Listing
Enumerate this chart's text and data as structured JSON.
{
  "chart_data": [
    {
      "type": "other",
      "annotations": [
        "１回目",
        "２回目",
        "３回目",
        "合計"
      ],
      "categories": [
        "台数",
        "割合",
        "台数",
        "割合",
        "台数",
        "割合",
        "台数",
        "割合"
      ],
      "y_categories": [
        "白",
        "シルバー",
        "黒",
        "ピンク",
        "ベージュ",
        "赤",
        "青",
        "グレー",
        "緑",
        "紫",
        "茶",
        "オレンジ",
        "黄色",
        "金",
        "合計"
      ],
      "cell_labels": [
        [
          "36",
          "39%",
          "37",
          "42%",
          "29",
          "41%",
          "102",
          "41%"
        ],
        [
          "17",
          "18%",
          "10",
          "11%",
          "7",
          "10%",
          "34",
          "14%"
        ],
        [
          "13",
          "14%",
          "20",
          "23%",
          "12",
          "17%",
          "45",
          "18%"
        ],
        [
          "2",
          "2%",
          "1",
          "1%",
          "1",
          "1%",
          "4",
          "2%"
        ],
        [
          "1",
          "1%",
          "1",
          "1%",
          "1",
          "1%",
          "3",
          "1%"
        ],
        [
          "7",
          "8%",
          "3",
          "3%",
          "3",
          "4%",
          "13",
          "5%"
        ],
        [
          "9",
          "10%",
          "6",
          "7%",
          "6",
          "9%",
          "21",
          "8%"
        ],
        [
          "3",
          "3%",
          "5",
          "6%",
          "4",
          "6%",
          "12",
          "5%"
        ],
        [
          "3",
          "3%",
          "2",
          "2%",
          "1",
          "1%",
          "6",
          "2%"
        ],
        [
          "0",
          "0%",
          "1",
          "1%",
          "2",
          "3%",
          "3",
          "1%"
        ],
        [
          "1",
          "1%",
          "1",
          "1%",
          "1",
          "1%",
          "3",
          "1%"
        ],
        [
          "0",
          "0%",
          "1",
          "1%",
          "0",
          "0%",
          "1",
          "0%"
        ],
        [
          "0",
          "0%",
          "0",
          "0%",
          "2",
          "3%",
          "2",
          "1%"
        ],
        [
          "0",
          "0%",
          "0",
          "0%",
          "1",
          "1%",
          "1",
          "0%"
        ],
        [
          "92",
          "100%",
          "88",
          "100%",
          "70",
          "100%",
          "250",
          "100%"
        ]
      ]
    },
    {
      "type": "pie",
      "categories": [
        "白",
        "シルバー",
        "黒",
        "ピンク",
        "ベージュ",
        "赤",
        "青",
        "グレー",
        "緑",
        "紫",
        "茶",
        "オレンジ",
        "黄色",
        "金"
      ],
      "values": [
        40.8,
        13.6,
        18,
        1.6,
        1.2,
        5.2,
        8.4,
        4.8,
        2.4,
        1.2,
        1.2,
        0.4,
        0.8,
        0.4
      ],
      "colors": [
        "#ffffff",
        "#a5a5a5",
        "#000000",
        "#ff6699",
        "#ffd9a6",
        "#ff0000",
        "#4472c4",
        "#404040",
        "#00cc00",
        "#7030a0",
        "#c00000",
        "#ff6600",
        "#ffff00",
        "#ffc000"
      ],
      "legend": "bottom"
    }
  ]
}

What you will do
Each line of the material must be restated exactly.

Answer below
Enumerate this chart's text and data as structured JSON.
{
  "chart_data": [
    {
      "type": "other",
      "annotations": [
        "１回目",
        "２回目",
        "３回目",
        "合計"
      ],
      "categories": [
        "台数",
        "割合",
        "台数",
        "割合",
        "台数",
        "割合",
        "台数",
        "割合"
      ],
      "y_categories": [
        "白",
        "シルバー",
        "黒",
        "ピンク",
        "ベージュ",
        "赤",
        "青",
        "グレー",
        "緑",
        "紫",
        "茶",
        "オレンジ",
        "黄色",
        "金",
        "合計"
      ],
      "cell_labels": [
        [
          "36",
          "39%",
          "37",
          "42%",
          "29",
          "41%",
          "102",
          "41%"
        ],
        [
          "17",
          "18%",
          "10",
          "11%",
          "7",
          "10%",
          "34",
          "14%"
        ],
        [
          "13",
          "14%",
          "20",
          "23%",
          "12",
          "17%",
          "45",
          "18%"
        ],
        [
          "2",
          "2%",
          "1",
          "1%",
          "1",
          "1%",
          "4",
          "2%"
        ],
        [
          "1",
          "1%",
          "1",
          "1%",
          "1",
          "1%",
          "3",
          "1%"
        ],
        [
          "7",
          "8%",
          "3",
          "3%",
          "3",
          "4%",
          "13",
          "5%"
        ],
        [
          "9",
          "10%",
          "6",
          "7%",
          "6",
          "9%",
          "21",
          "8%"
        ],
        [
          "3",
          "3%",
          "5",
          "6%",
          "4",
          "6%",
          "12",
          "5%"
        ],
        [
          "3",
          "3%",
          "2",
          "2%",
          "1",
          "1%",
          "6",
          "2%"
        ],
        [
          "0",
          "0%",
          "1",
          "1%",
          "2",
          "3%",
          "3",
          "1%"
        ],
        [
          "1",
          "1%",
          "1",
          "1%",
          "1",
          "1%",
          "3",
          "1%"
        ],
        [
          "0",
          "0%",
          "1",
          "1%",
          "0",
          "0%",
          "1",
          "0%"
        ],
        [
          "0",
          "0%",
          "0",
          "0%",
          "2",
          "3%",
          "2",
          "1%"
        ],
        [
          "0",
          "0%",
          "0",
          "0%",
          "1",
          "1%",
          "1",
          "0%"
        ],
        [
          "92",
          "100%",
          "88",
          "100%",
          "70",
          "100%",
          "250",
          "100%"
        ]
      ]
    },
    {
      "type": "pie",
      "categories": [
        "白",
        "シルバー",
        "黒",
        "ピンク",
        "ベージュ",
        "赤",
        "青",
        "グレー",
        "緑",
        "紫",
        "茶",
        "オレンジ",
        "黄色",
        "金"
      ],
      "values": [
        40.8,
        13.6,
        18,
        1.6,
        1.2,
        5.2,
        8.4,
        4.8,
        2.4,
        1.2,
        1.2,
        0.4,
        0.8,
        0.4
      ],
      "colors": [
        "#ffffff",
        "#a5a5a5",
        "#000000",
        "#ff6699",
        "#ffd9a6",
        "#ff0000",
        "#4472c4",
        "#404040",
        "#00cc00",
        "#7030a0",
        "#c00000",
        "#ff6600",
        "#ffff00",
        "#ffc000"
      ],
      "legend": "bottom"
    }
  ]
}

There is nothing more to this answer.